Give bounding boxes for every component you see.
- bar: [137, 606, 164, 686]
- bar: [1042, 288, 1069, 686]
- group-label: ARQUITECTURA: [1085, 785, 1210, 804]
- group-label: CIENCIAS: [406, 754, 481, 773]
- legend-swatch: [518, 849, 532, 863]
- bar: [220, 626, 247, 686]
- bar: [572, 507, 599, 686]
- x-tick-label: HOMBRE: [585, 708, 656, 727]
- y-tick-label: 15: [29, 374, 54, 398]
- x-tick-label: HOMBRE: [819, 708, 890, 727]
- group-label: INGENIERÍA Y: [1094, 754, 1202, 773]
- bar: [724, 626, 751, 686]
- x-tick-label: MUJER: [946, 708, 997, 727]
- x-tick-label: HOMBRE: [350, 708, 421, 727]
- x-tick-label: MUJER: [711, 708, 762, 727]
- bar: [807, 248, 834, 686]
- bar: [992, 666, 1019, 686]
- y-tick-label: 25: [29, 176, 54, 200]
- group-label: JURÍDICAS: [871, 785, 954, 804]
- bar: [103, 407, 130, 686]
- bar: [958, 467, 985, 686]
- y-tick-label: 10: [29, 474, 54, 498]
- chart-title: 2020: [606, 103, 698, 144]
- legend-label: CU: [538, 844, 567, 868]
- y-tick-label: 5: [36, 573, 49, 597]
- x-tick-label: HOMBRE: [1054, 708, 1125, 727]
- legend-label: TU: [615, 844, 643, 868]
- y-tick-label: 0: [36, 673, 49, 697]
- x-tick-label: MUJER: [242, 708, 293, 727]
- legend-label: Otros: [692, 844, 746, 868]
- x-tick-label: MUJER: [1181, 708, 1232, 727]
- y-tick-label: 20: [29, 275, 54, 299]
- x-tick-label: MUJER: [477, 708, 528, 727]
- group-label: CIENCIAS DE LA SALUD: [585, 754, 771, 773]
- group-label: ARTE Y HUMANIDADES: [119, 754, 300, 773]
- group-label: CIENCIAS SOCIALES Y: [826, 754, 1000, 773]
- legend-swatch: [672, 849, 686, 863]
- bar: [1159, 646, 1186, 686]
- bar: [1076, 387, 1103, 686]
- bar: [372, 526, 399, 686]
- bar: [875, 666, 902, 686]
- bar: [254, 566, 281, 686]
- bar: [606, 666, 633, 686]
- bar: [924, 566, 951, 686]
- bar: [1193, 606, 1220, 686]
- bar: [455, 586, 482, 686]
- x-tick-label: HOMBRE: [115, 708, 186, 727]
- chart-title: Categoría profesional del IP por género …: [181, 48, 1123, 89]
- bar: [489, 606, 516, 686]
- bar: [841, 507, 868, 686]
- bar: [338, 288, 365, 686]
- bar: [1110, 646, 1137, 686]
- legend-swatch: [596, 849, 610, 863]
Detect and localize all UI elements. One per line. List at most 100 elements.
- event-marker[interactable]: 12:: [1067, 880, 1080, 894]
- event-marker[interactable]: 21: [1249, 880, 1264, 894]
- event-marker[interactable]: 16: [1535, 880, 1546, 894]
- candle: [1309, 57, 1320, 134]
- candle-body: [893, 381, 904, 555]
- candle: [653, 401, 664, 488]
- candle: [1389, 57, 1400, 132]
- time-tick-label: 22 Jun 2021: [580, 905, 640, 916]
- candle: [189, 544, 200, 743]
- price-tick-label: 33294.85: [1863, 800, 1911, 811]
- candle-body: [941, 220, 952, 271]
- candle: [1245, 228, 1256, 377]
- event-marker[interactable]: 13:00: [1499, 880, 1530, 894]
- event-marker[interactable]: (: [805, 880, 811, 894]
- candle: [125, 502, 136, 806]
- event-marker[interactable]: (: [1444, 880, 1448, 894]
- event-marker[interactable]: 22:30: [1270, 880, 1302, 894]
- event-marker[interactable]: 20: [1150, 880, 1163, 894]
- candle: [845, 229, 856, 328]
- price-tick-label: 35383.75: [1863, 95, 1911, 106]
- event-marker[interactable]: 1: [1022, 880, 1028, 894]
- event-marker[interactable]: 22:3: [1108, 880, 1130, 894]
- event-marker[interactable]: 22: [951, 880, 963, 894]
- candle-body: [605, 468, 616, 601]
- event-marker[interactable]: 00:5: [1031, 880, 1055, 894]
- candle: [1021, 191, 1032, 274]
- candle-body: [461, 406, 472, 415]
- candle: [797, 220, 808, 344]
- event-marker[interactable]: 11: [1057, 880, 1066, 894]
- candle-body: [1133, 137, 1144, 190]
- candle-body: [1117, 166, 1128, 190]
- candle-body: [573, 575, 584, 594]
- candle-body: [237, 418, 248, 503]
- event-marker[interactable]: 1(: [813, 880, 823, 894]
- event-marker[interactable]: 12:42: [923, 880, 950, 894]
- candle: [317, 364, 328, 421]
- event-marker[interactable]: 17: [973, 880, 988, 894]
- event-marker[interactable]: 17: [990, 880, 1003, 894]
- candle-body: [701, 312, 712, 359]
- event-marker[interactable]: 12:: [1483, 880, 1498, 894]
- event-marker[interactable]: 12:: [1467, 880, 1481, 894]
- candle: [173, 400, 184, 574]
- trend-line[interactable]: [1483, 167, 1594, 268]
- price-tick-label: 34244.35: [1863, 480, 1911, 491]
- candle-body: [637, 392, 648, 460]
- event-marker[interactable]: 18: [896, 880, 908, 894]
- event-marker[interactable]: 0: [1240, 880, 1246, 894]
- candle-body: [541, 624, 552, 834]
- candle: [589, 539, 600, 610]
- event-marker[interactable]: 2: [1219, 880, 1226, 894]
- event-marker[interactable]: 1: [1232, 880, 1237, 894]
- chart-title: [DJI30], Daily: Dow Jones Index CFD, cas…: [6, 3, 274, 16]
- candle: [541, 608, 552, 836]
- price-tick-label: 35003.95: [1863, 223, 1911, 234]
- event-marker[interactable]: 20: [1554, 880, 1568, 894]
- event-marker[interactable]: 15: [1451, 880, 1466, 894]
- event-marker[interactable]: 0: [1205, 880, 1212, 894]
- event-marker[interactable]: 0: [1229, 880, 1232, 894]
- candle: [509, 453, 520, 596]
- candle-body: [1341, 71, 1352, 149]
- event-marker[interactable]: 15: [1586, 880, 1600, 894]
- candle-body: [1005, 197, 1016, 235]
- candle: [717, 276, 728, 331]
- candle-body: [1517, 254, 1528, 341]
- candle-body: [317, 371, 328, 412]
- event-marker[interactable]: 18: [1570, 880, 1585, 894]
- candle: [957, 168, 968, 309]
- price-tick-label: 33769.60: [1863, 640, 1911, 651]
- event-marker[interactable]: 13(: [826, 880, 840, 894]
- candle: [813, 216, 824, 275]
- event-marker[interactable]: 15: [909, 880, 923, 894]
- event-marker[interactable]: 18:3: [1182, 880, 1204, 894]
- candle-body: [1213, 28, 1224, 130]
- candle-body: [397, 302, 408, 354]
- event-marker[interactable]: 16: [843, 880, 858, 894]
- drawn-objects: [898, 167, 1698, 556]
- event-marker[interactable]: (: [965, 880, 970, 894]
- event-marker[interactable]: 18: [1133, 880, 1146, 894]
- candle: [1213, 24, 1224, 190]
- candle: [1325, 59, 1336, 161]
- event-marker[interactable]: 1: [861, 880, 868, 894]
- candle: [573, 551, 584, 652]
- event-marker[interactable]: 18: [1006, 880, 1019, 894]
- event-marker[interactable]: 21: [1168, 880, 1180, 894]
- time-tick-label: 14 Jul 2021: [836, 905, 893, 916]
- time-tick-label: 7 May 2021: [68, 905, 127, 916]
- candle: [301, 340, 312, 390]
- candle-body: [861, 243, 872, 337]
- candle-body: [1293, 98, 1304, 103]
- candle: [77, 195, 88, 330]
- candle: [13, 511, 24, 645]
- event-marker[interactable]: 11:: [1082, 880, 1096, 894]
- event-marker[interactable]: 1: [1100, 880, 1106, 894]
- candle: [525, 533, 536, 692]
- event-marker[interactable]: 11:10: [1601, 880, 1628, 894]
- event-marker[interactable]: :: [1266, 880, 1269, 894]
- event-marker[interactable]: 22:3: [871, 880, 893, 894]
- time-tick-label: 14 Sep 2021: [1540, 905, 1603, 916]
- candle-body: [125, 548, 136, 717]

——

=== Task statement ===
Reproduce without alteration the stretch of rows from the very beginning through the row that contains "- legend-swatch: [672, 849, 686, 863]", including both ends.

=== Task answer ===
Give bounding boxes for every component you see.
- bar: [137, 606, 164, 686]
- bar: [1042, 288, 1069, 686]
- group-label: ARQUITECTURA: [1085, 785, 1210, 804]
- group-label: CIENCIAS: [406, 754, 481, 773]
- legend-swatch: [518, 849, 532, 863]
- bar: [220, 626, 247, 686]
- bar: [572, 507, 599, 686]
- x-tick-label: HOMBRE: [585, 708, 656, 727]
- y-tick-label: 15: [29, 374, 54, 398]
- x-tick-label: HOMBRE: [819, 708, 890, 727]
- group-label: INGENIERÍA Y: [1094, 754, 1202, 773]
- bar: [724, 626, 751, 686]
- x-tick-label: MUJER: [946, 708, 997, 727]
- x-tick-label: HOMBRE: [350, 708, 421, 727]
- x-tick-label: MUJER: [711, 708, 762, 727]
- bar: [807, 248, 834, 686]
- bar: [992, 666, 1019, 686]
- y-tick-label: 25: [29, 176, 54, 200]
- group-label: JURÍDICAS: [871, 785, 954, 804]
- bar: [103, 407, 130, 686]
- bar: [958, 467, 985, 686]
- y-tick-label: 10: [29, 474, 54, 498]
- chart-title: 2020: [606, 103, 698, 144]
- legend-label: CU: [538, 844, 567, 868]
- y-tick-label: 5: [36, 573, 49, 597]
- x-tick-label: HOMBRE: [1054, 708, 1125, 727]
- legend-label: TU: [615, 844, 643, 868]
- y-tick-label: 0: [36, 673, 49, 697]
- x-tick-label: MUJER: [242, 708, 293, 727]
- legend-label: Otros: [692, 844, 746, 868]
- x-tick-label: MUJER: [1181, 708, 1232, 727]
- y-tick-label: 20: [29, 275, 54, 299]
- x-tick-label: MUJER: [477, 708, 528, 727]
- group-label: CIENCIAS DE LA SALUD: [585, 754, 771, 773]
- group-label: ARTE Y HUMANIDADES: [119, 754, 300, 773]
- group-label: CIENCIAS SOCIALES Y: [826, 754, 1000, 773]
- legend-swatch: [672, 849, 686, 863]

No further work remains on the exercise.